═════ LISTED RECORDS

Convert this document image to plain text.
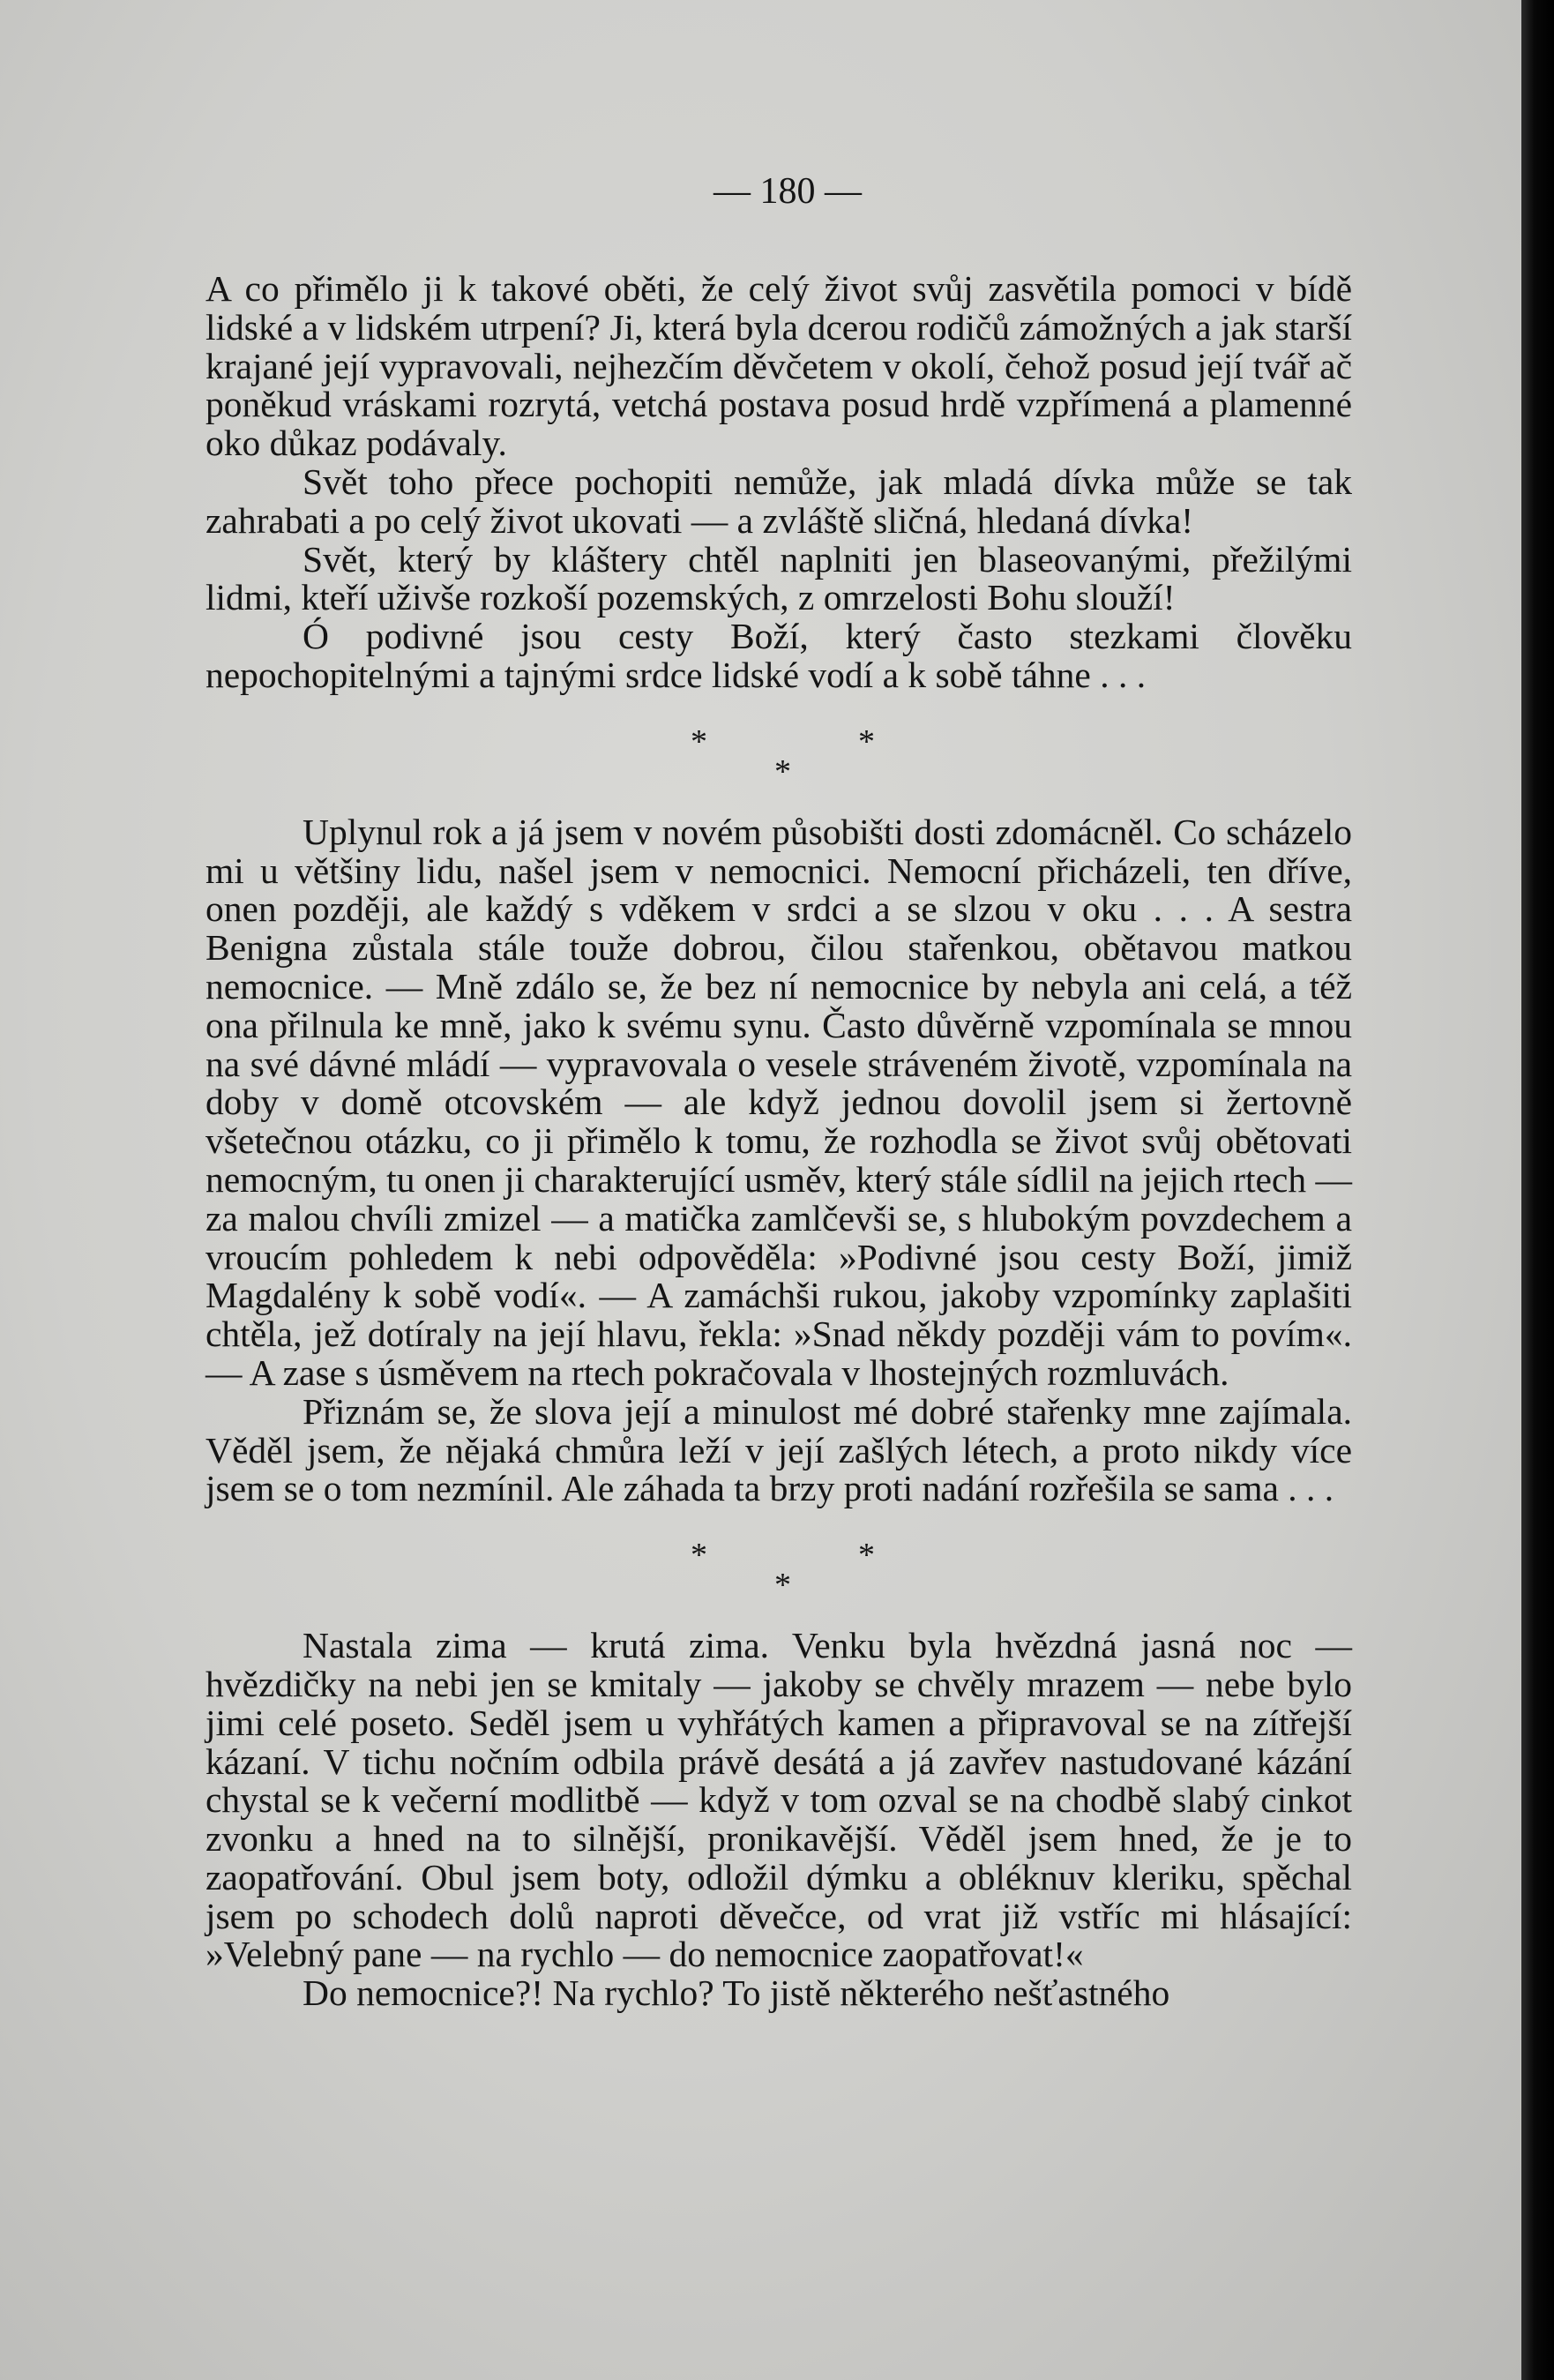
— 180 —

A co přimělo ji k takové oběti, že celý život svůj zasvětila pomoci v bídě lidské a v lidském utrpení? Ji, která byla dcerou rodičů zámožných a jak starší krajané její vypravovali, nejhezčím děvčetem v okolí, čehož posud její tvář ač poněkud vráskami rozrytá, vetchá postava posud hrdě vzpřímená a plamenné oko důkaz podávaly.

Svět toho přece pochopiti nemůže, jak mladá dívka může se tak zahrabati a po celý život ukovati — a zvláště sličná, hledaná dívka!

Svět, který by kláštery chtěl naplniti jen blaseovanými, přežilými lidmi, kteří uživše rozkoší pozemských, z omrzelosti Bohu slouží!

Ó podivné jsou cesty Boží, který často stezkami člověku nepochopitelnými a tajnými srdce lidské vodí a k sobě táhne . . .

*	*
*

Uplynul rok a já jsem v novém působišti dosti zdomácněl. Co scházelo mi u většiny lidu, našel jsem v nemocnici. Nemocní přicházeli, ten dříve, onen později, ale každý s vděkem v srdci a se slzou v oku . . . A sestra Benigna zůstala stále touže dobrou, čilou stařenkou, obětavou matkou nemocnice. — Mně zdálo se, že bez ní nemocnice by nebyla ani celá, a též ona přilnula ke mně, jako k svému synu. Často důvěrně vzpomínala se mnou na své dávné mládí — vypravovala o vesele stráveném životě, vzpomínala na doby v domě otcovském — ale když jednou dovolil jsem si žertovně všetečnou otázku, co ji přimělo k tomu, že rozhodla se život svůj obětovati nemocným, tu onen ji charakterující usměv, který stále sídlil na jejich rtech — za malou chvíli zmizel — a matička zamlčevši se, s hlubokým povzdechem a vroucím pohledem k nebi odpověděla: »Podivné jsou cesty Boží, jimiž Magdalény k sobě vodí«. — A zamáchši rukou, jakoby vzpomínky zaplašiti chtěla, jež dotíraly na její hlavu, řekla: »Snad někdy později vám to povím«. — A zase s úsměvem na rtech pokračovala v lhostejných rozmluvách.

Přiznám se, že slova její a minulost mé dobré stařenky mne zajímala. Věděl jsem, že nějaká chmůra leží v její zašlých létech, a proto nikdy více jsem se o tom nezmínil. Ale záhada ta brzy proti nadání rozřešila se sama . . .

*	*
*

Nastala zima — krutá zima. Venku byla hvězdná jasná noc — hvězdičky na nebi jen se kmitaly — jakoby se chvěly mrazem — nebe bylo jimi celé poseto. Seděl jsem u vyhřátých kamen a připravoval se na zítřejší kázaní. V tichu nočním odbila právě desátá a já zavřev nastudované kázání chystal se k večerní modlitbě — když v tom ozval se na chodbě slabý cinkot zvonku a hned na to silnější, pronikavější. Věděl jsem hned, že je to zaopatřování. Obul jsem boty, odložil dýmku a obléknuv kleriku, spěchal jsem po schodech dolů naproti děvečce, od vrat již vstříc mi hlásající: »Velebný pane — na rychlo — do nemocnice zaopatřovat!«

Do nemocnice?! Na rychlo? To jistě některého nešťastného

══════════

§ EXERCISE BRIEF:
Transcribe all the data word for word; the images stay out.

§ SOLUTION TO THE EXERCISE:
Convert this document image to plain text.
— 180 —

A co přimělo ji k takové oběti, že celý život svůj zasvětila pomoci v bídě lidské a v lidském utrpení? Ji, která byla dcerou rodičů zámožných a jak starší krajané její vypravovali, nejhezčím děvčetem v okolí, čehož posud její tvář ač poněkud vráskami rozrytá, vetchá postava posud hrdě vzpřímená a plamenné oko důkaz podávaly.

Svět toho přece pochopiti nemůže, jak mladá dívka může se tak zahrabati a po celý život ukovati — a zvláště sličná, hledaná dívka!

Svět, který by kláštery chtěl naplniti jen blaseovanými, přežilými lidmi, kteří uživše rozkoší pozemských, z omrzelosti Bohu slouží!

Ó podivné jsou cesty Boží, který často stezkami člověku nepochopitelnými a tajnými srdce lidské vodí a k sobě táhne . . .

*	*
*

Uplynul rok a já jsem v novém působišti dosti zdomácněl. Co scházelo mi u většiny lidu, našel jsem v nemocnici. Nemocní přicházeli, ten dříve, onen později, ale každý s vděkem v srdci a se slzou v oku . . . A sestra Benigna zůstala stále touže dobrou, čilou stařenkou, obětavou matkou nemocnice. — Mně zdálo se, že bez ní nemocnice by nebyla ani celá, a též ona přilnula ke mně, jako k svému synu. Často důvěrně vzpomínala se mnou na své dávné mládí — vypravovala o vesele stráveném životě, vzpomínala na doby v domě otcovském — ale když jednou dovolil jsem si žertovně všetečnou otázku, co ji přimělo k tomu, že rozhodla se život svůj obětovati nemocným, tu onen ji charakterující usměv, který stále sídlil na jejich rtech — za malou chvíli zmizel — a matička zamlčevši se, s hlubokým povzdechem a vroucím pohledem k nebi odpověděla: »Podivné jsou cesty Boží, jimiž Magdalény k sobě vodí«. — A zamáchši rukou, jakoby vzpomínky zaplašiti chtěla, jež dotíraly na její hlavu, řekla: »Snad někdy později vám to povím«. — A zase s úsměvem na rtech pokračovala v lhostejných rozmluvách.

Přiznám se, že slova její a minulost mé dobré stařenky mne zajímala. Věděl jsem, že nějaká chmůra leží v její zašlých létech, a proto nikdy více jsem se o tom nezmínil. Ale záhada ta brzy proti nadání rozřešila se sama . . .

*	*
*

Nastala zima — krutá zima. Venku byla hvězdná jasná noc — hvězdičky na nebi jen se kmitaly — jakoby se chvěly mrazem — nebe bylo jimi celé poseto. Seděl jsem u vyhřátých kamen a připravoval se na zítřejší kázaní. V tichu nočním odbila právě desátá a já zavřev nastudované kázání chystal se k večerní modlitbě — když v tom ozval se na chodbě slabý cinkot zvonku a hned na to silnější, pronikavější. Věděl jsem hned, že je to zaopatřování. Obul jsem boty, odložil dýmku a obléknuv kleriku, spěchal jsem po schodech dolů naproti děvečce, od vrat již vstříc mi hlásající: »Velebný pane — na rychlo — do nemocnice zaopatřovat!«

Do nemocnice?! Na rychlo? To jistě některého nešťastného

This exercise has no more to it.